Quote the listing in full, exactly as given, minus any pictures.

BEGIN Dataset rows

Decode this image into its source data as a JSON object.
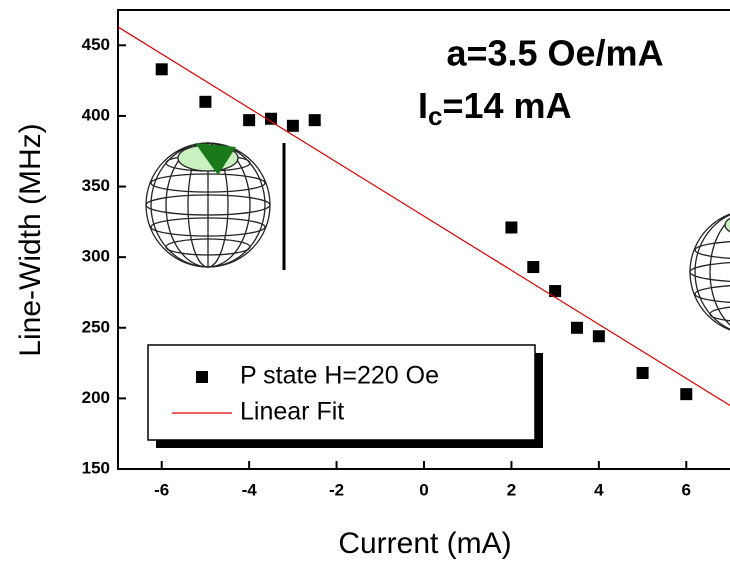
{
  "chart_data": {
    "type": "scatter",
    "x_label": "Current (mA)",
    "y_label": "Line-Width (MHz)",
    "annotation": "a=3.5 Oe/mA",
    "ic_label": {
      "base": "I",
      "sub": "c",
      "rest": "=14 mA"
    },
    "xlim": [
      -7,
      7
    ],
    "xticks": [
      -6,
      -4,
      -2,
      0,
      2,
      4,
      6
    ],
    "ylim": [
      150,
      475
    ],
    "yticks": [
      150,
      200,
      250,
      300,
      350,
      400,
      450
    ],
    "legend": "bottom-left",
    "series": [
      {
        "name": "P state H=220 Oe",
        "type": "scatter",
        "color": "#000000",
        "x": [
          -6,
          -5,
          -4,
          -3.5,
          -3,
          -2.5,
          2,
          2.5,
          3,
          3.5,
          4,
          5,
          6
        ],
        "values": [
          433,
          410,
          397,
          398,
          393,
          397,
          321,
          293,
          276,
          250,
          244,
          218,
          203
        ]
      },
      {
        "name": "Linear Fit",
        "type": "line",
        "color": "#e00000",
        "x": [
          -7,
          7
        ],
        "values": [
          463,
          195
        ]
      }
    ]
  }
}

END Dataset rows

Completed exercise
Decode this image into its source data as a JSON object.
{
  "chart_data": {
    "type": "scatter",
    "x_label": "Current (mA)",
    "y_label": "Line-Width (MHz)",
    "annotation": "a=3.5 Oe/mA",
    "ic_label": {
      "base": "I",
      "sub": "c",
      "rest": "=14 mA"
    },
    "xlim": [
      -7,
      7
    ],
    "xticks": [
      -6,
      -4,
      -2,
      0,
      2,
      4,
      6
    ],
    "ylim": [
      150,
      475
    ],
    "yticks": [
      150,
      200,
      250,
      300,
      350,
      400,
      450
    ],
    "legend": "bottom-left",
    "series": [
      {
        "name": "P state H=220 Oe",
        "type": "scatter",
        "color": "#000000",
        "x": [
          -6,
          -5,
          -4,
          -3.5,
          -3,
          -2.5,
          2,
          2.5,
          3,
          3.5,
          4,
          5,
          6
        ],
        "values": [
          433,
          410,
          397,
          398,
          393,
          397,
          321,
          293,
          276,
          250,
          244,
          218,
          203
        ]
      },
      {
        "name": "Linear Fit",
        "type": "line",
        "color": "#e00000",
        "x": [
          -7,
          7
        ],
        "values": [
          463,
          195
        ]
      }
    ]
  }
}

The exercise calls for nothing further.